## WRITTEN PROBLEM
List every line in this data where the string "кредитных" occurs.

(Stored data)
────────────────

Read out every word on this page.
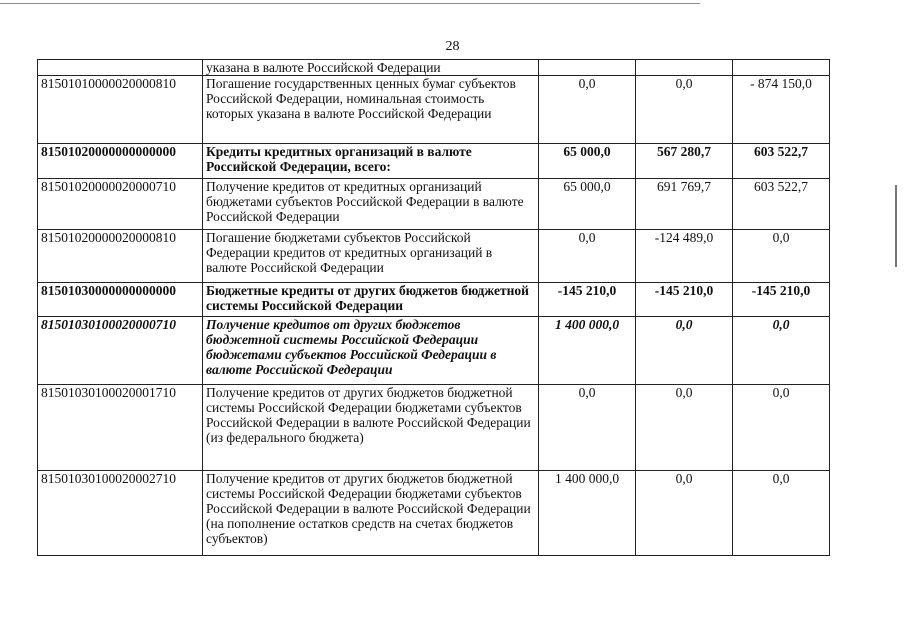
28
	указана в валюте Российской Федерации			
81501010000020000810	Погашение государственных ценных бумаг субъектов Российской Федерации, номинальная стоимость которых указана в валюте Российской Федерации	0,0	0,0	- 874 150,0
81501020000000000000	Кредиты кредитных организаций в валюте Российской Федерации, всего:	65 000,0	567 280,7	603 522,7
81501020000020000710	Получение кредитов от кредитных организаций бюджетами субъектов Российской Федерации в валюте Российской Федерации	65 000,0	691 769,7	603 522,7
81501020000020000810	Погашение бюджетами субъектов Российской Федерации кредитов от кредитных организаций в валюте Российской Федерации	0,0	-124 489,0	0,0
81501030000000000000	Бюджетные кредиты от других бюджетов бюджетной системы Российской Федерации	-145 210,0	-145 210,0	-145 210,0
81501030100020000710	Получение кредитов от других бюджетов бюджетной системы Российской Федерации бюджетами субъектов Российской Федерации в валюте Российской Федерации	1 400 000,0	0,0	0,0
81501030100020001710	Получение кредитов от других бюджетов бюджетной системы Российской Федерации бюджетами субъектов Российской Федерации в валюте Российской Федерации (из федерального бюджета)	0,0	0,0	0,0
81501030100020002710	Получение кредитов от других бюджетов бюджетной системы Российской Федерации бюджетами субъектов Российской Федерации в валюте Российской Федерации (на пополнение остатков средств на счетах бюджетов субъектов)	1 400 000,0	0,0	0,0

────────────────

## FULL OUTPUT
81501020000000000000	Кредиты кредитных организаций в валюте Российской Федерации, всего:	65 000,0	567 280,7	603 522,7
81501020000020000710	Получение кредитов от кредитных организаций бюджетами субъектов Российской Федерации в валюте Российской Федерации	65 000,0	691 769,7	603 522,7
81501020000020000810	Погашение бюджетами субъектов Российской Федерации кредитов от кредитных организаций в валюте Российской Федерации	0,0	-124 489,0	0,0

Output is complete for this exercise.